Information provided -
+ + + + +

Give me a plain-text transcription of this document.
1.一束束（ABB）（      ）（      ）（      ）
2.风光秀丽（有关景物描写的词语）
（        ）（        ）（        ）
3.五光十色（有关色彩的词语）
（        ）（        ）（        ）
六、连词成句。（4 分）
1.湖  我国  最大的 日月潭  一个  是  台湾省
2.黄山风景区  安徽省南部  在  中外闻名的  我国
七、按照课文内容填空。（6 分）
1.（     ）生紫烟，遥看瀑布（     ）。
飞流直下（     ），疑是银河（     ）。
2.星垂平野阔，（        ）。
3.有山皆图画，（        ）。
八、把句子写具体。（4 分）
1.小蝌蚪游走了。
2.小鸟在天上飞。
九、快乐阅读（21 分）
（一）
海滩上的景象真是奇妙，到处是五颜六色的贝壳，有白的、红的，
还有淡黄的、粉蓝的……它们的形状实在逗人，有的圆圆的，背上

+ + + + +

Set exercise - Copy each record from above without leaving any out.

Result of the task -
Give me a plain-text transcription of this document.
1.一束束（ABB）（      ）（      ）（      ）
2.风光秀丽（有关景物描写的词语）
（        ）（        ）（        ）
3.五光十色（有关色彩的词语）
（        ）（        ）（        ）
六、连词成句。（4 分）
1.湖  我国  最大的 日月潭  一个  是  台湾省
2.黄山风景区  安徽省南部  在  中外闻名的  我国
七、按照课文内容填空。（6 分）
1.（     ）生紫烟，遥看瀑布（     ）。
飞流直下（     ），疑是银河（     ）。
2.星垂平野阔，（        ）。
3.有山皆图画，（        ）。
八、把句子写具体。（4 分）
1.小蝌蚪游走了。
2.小鸟在天上飞。
九、快乐阅读（21 分）
（一）
海滩上的景象真是奇妙，到处是五颜六色的贝壳，有白的、红的，
还有淡黄的、粉蓝的……它们的形状实在逗人，有的圆圆的，背上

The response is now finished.